What the exercise asks — Identify all lines in the data containing the string "left". Copy them out.

Stored data

====

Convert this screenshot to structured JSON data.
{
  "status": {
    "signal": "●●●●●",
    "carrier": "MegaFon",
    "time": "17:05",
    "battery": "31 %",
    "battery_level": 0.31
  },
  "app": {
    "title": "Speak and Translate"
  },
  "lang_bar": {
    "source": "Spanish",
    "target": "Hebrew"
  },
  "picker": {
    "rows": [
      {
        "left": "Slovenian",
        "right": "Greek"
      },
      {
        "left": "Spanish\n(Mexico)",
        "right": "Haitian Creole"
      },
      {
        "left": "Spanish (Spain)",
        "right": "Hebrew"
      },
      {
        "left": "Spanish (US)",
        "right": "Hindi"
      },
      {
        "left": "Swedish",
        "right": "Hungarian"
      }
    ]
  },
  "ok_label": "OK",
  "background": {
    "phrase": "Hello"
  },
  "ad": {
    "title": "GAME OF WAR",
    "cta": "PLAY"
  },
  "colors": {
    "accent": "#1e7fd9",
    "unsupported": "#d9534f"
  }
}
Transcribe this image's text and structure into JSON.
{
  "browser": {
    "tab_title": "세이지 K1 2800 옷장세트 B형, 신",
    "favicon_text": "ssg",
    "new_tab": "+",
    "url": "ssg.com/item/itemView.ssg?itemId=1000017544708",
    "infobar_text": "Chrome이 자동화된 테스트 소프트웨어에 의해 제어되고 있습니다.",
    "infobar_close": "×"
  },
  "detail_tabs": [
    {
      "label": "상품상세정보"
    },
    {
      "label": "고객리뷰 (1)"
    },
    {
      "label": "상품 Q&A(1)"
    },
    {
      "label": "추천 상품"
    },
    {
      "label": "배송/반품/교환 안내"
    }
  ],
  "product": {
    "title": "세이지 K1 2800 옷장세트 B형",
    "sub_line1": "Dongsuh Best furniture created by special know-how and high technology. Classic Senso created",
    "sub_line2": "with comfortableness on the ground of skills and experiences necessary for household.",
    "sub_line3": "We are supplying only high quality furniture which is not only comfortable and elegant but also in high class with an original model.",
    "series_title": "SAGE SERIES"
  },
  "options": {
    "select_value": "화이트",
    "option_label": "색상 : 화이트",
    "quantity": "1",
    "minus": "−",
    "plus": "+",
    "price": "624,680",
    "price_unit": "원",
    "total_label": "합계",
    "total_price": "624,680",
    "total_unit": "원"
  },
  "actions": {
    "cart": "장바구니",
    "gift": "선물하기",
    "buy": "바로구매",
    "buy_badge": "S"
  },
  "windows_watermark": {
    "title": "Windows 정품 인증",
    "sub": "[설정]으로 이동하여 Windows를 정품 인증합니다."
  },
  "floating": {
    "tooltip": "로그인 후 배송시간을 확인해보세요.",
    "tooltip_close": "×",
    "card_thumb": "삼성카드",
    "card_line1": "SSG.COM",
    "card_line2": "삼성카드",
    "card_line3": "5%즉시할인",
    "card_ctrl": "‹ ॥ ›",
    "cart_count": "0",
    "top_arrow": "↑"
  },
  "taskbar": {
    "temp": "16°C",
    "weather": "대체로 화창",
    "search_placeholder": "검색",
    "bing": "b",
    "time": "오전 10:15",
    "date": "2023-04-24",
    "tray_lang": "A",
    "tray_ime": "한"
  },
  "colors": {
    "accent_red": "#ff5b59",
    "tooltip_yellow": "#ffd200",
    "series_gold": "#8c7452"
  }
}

====

Response to the task —
        "left": "Slovenian",
        "left": "Spanish\n(Mexico)",
        "left": "Spanish (Spain)",
        "left": "Spanish (US)",
        "left": "Swedish",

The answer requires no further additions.